Transcribe the whole listing without a single picture.

>> BEGIN Dataset content

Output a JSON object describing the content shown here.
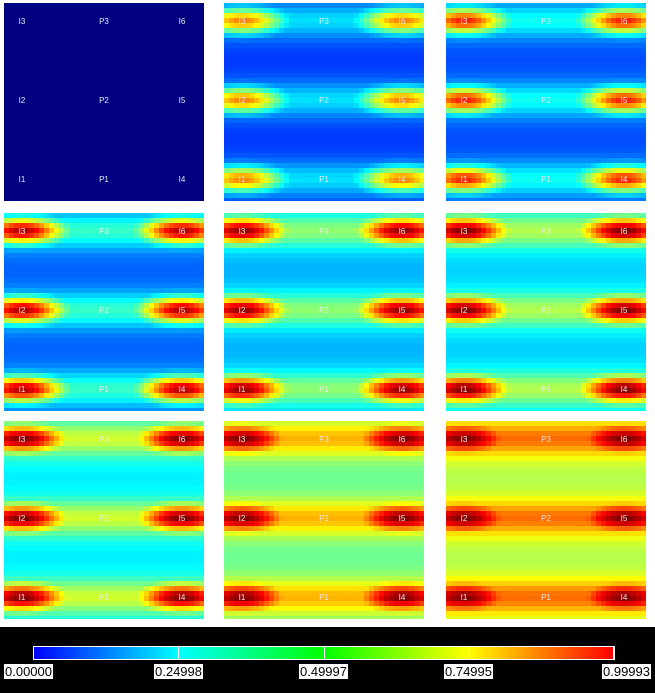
{
  "chart_data": {
    "type": "heatmap",
    "description_layout": "3x3 grid of heatmap frames (time sequence) sharing one color scale",
    "point_labels": [
      "I3",
      "P3",
      "I6",
      "I2",
      "P2",
      "I5",
      "I1",
      "P1",
      "I4"
    ],
    "point_grid": {
      "columns": [
        "left",
        "center",
        "right"
      ],
      "rows": [
        "top",
        "middle",
        "bottom"
      ]
    },
    "frames": [
      {
        "index": 1,
        "source_level": 0.0,
        "background_level": 0.0
      },
      {
        "index": 2,
        "source_level": 0.75,
        "background_level": 0.18
      },
      {
        "index": 3,
        "source_level": 0.85,
        "background_level": 0.2
      },
      {
        "index": 4,
        "source_level": 0.95,
        "background_level": 0.22
      },
      {
        "index": 5,
        "source_level": 0.98,
        "background_level": 0.3
      },
      {
        "index": 6,
        "source_level": 1.0,
        "background_level": 0.33
      },
      {
        "index": 7,
        "source_level": 1.0,
        "background_level": 0.36
      },
      {
        "index": 8,
        "source_level": 1.0,
        "background_level": 0.48
      },
      {
        "index": 9,
        "source_level": 1.0,
        "background_level": 0.55
      }
    ],
    "colorbar": {
      "min": 0.0,
      "max": 0.99993,
      "colors": [
        "#0000ff",
        "#00ffff",
        "#00ff00",
        "#ffff00",
        "#ff0000"
      ],
      "tick_labels": [
        "0.00000",
        "0.24998",
        "0.49997",
        "0.74995",
        "0.99993"
      ]
    },
    "colorscale": "jet",
    "grid": false,
    "legend": "bottom colorbar"
  }
}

>> END Dataset content

Output:
Output a JSON object describing the content shown here.
{
  "chart_data": {
    "type": "heatmap",
    "description_layout": "3x3 grid of heatmap frames (time sequence) sharing one color scale",
    "point_labels": [
      "I3",
      "P3",
      "I6",
      "I2",
      "P2",
      "I5",
      "I1",
      "P1",
      "I4"
    ],
    "point_grid": {
      "columns": [
        "left",
        "center",
        "right"
      ],
      "rows": [
        "top",
        "middle",
        "bottom"
      ]
    },
    "frames": [
      {
        "index": 1,
        "source_level": 0.0,
        "background_level": 0.0
      },
      {
        "index": 2,
        "source_level": 0.75,
        "background_level": 0.18
      },
      {
        "index": 3,
        "source_level": 0.85,
        "background_level": 0.2
      },
      {
        "index": 4,
        "source_level": 0.95,
        "background_level": 0.22
      },
      {
        "index": 5,
        "source_level": 0.98,
        "background_level": 0.3
      },
      {
        "index": 6,
        "source_level": 1.0,
        "background_level": 0.33
      },
      {
        "index": 7,
        "source_level": 1.0,
        "background_level": 0.36
      },
      {
        "index": 8,
        "source_level": 1.0,
        "background_level": 0.48
      },
      {
        "index": 9,
        "source_level": 1.0,
        "background_level": 0.55
      }
    ],
    "colorbar": {
      "min": 0.0,
      "max": 0.99993,
      "colors": [
        "#0000ff",
        "#00ffff",
        "#00ff00",
        "#ffff00",
        "#ff0000"
      ],
      "tick_labels": [
        "0.00000",
        "0.24998",
        "0.49997",
        "0.74995",
        "0.99993"
      ]
    },
    "colorscale": "jet",
    "grid": false,
    "legend": "bottom colorbar"
  }
}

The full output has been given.